***** Information provided

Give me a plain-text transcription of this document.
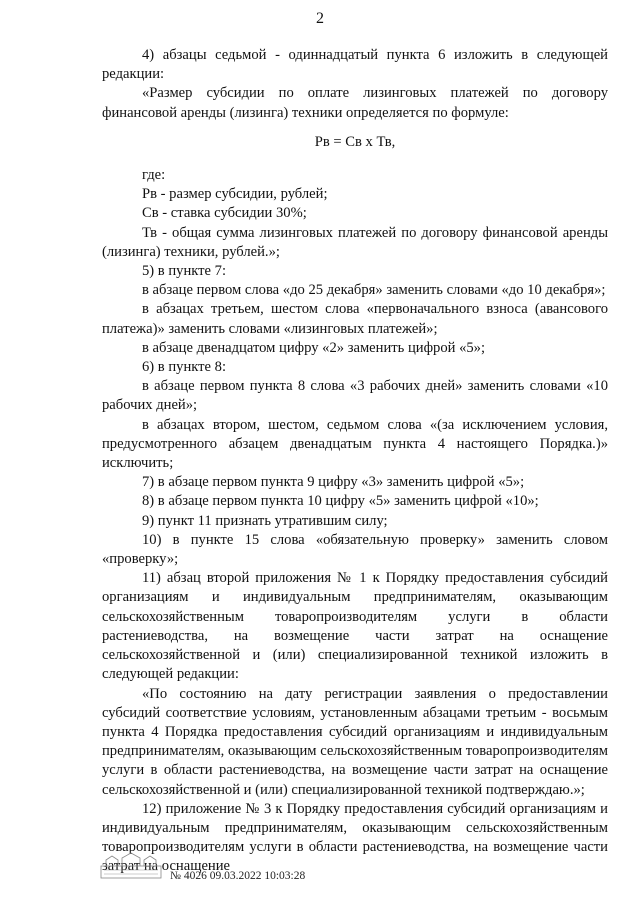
2

4) абзацы седьмой - одиннадцатый пункта 6 изложить в следующей редакции:

«Размер субсидии по оплате лизинговых платежей по договору финансовой аренды (лизинга) техники определяется по формуле:

Рв = Св х Тв,

где:

Рв - размер субсидии, рублей;

Св - ставка субсидии 30%;

Тв - общая сумма лизинговых платежей по договору финансовой аренды (лизинга) техники, рублей.»;

5) в пункте 7:

в абзаце первом слова «до 25 декабря» заменить словами «до 10 декабря»;

в абзацах третьем, шестом слова «первоначального взноса (авансового платежа)» заменить словами «лизинговых платежей»;

в абзаце двенадцатом цифру «2» заменить цифрой «5»;

6) в пункте 8:

в абзаце первом пункта 8 слова «3 рабочих дней» заменить словами «10 рабочих дней»;

в абзацах втором, шестом, седьмом слова «(за исключением условия, предусмотренного абзацем двенадцатым пункта 4 настоящего Порядка.)» исключить;

7) в абзаце первом пункта 9 цифру «3» заменить цифрой «5»;

8) в абзаце первом пункта 10 цифру «5» заменить цифрой «10»;

9) пункт 11 признать утратившим силу;

10) в пункте 15 слова «обязательную проверку» заменить словом «проверку»;

11) абзац второй приложения № 1 к Порядку предоставления субсидий организациям и индивидуальным предпринимателям, оказывающим сельскохозяйственным товаропроизводителям услуги в области растениеводства, на возмещение части затрат на оснащение сельскохозяйственной и (или) специализированной техникой изложить в следующей редакции:

«По состоянию на дату регистрации заявления о предоставлении субсидий соответствие условиям, установленным абзацами третьим - восьмым пункта 4 Порядка предоставления субсидий организациям и индивидуальным предпринимателям, оказывающим сельскохозяйственным товаропроизводителям услуги в области растениеводства, на возмещение части затрат на оснащение сельскохозяйственной и (или) специализированной техникой подтверждаю.»;

12) приложение № 3 к Порядку предоставления субсидий организациям и индивидуальным предпринимателям, оказывающим сельскохозяйственным товаропроизводителям услуги в области растениеводства, на возмещение части затрат на оснащение

№ 4026 09.03.2022 10:03:28
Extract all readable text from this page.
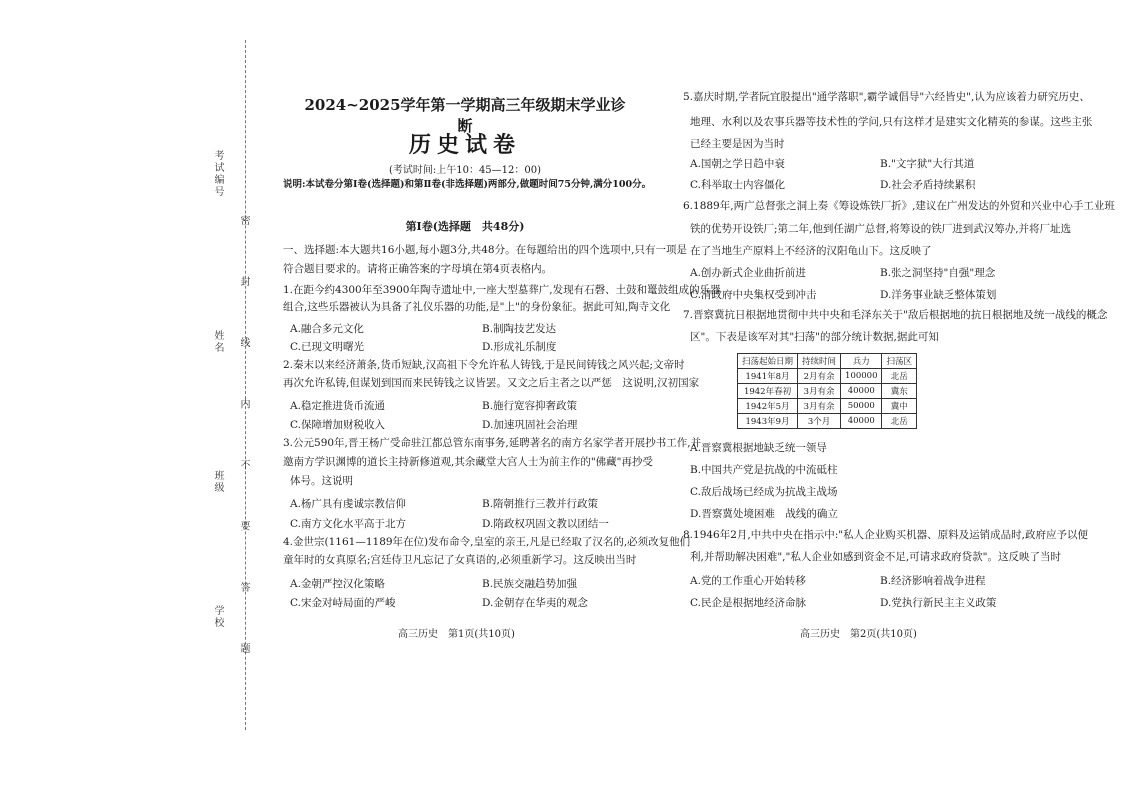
考试编号
姓名
班级
学校 密 封 线 内 不 要 答 题
2024~2025学年第一学期高三年级期末学业诊断
历史试卷
(考试时间:上午10：45—12：00)
说明:本试卷分第Ⅰ卷(选择题)和第Ⅱ卷(非选择题)两部分,做题时间75分钟,满分100分。
第Ⅰ卷(选择题　共48分)
一、选择题:本大题共16小题,每小题3分,共48分。在每题给出的四个选项中,只有一项是
符合题目要求的。请将正确答案的字母填在第4页表格内。
1.在距今约4300年至3900年陶寺遗址中,一座大型墓葬广,发现有石磬、土鼓和鼍鼓组成的乐器
组合,这些乐器被认为具备了礼仪乐器的功能,是"上"的身份象征。据此可知,陶寺文化
A.融合多元文化	B.制陶技艺发达
C.已现文明曙光	D.形成礼乐制度
2.秦末以来经济萧条,货币短缺,汉高祖下令允许私人铸钱,于是民间铸钱之风兴起;文帝时
再次允许私铸,但谋划到国而来民铸钱之议皆罢。又文之后主者之以严惩　这说明,汉初国家
A.稳定推进货币流通	B.施行宽容抑奢政策
C.保障增加财税收入	D.加速巩固社会治理
3.公元590年,晋王杨广受命驻江都总管东南事务,延聘著名的南方名家学者开展抄书工作,并
邀南方学识渊博的道长主持新修道观,其余藏堂大宫人士为前主作的"佛藏"再抄受
体号。这说明
A.杨广具有虔诚宗教信仰	B.隋朝推行三教并行政策
C.南方文化水平高于北方	D.隋政权巩固文教以团结一
4.金世宗(1161—1189年在位)发布命令,皇室的亲王,凡是已经取了汉名的,必须改复他们
童年时的女真原名;宫廷侍卫凡忘记了女真语的,必须重新学习。这反映出当时
A.金朝严控汉化策略	B.民族交融趋势加强
C.宋金对峙局面的严峻	D.金朝存在华夷的观念
高三历史　第1页(共10页)
5.嘉庆时期,学者阮宜股提出"通学落职",霸学诚倡导"六经皆史",认为应该着力研究历史、
地理、水利以及农事兵器等技术性的学问,只有这样才是建实文化精英的参谋。这些主张
已经主要是因为当时
A.国朝之学日趋中衰	B."文字狱"大行其道
C.科举取士内容僵化	D.社会矛盾持续累积
6.1889年,两广总督张之洞上奏《筹设炼铁厂折》,建议在广州发达的外贸和兴业中心手工业班
铁的优势开设铁厂;第二年,他到任湖广总督,将筹设的铁厂进到武汉筹办,并将厂址选
在了当地生产原料上不经济的汉阳龟山下。这反映了
A.创办新式企业曲折前进	B.张之洞坚持"自强"理念
C.清政府中央集权受到冲击	D.洋务事业缺乏整体策划
7.晋察冀抗日根据地贯彻中共中央和毛泽东关于"敌后根据地的抗日根据地及统一战线的概念
区"。下表是该军对其"扫荡"的部分统计数据,据此可知
扫荡起始日期	持续时间	兵力	扫荡区
1941年8月	2月有余	100000	北岳
1942年春初	3月有余	40000	冀东
1942年5月	3月有余	50000	冀中
1943年9月	3个月	40000	北岳
A.晋察冀根据地缺乏统一领导
B.中国共产党是抗战的中流砥柱
C.敌后战场已经成为抗战主战场
D.晋察冀处境困难　战线的确立
8.1946年2月,中共中央在指示中:"私人企业购买机器、原料及运销成品时,政府应予以便
利,并帮助解决困难","私人企业如感到资金不足,可请求政府贷款"。这反映了当时
A.党的工作重心开始转移	B.经济影响着战争进程
C.民企是根据地经济命脉	D.党执行新民主主义政策
高三历史　第2页(共10页)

**********

Exercise directions — Scan the material and collect every line that contains "пункте".

Task solution —
5) в пункте 7:
6) в пункте 8:
10) в пункте 15 слова «обязательную проверку» заменить словом «проверку»;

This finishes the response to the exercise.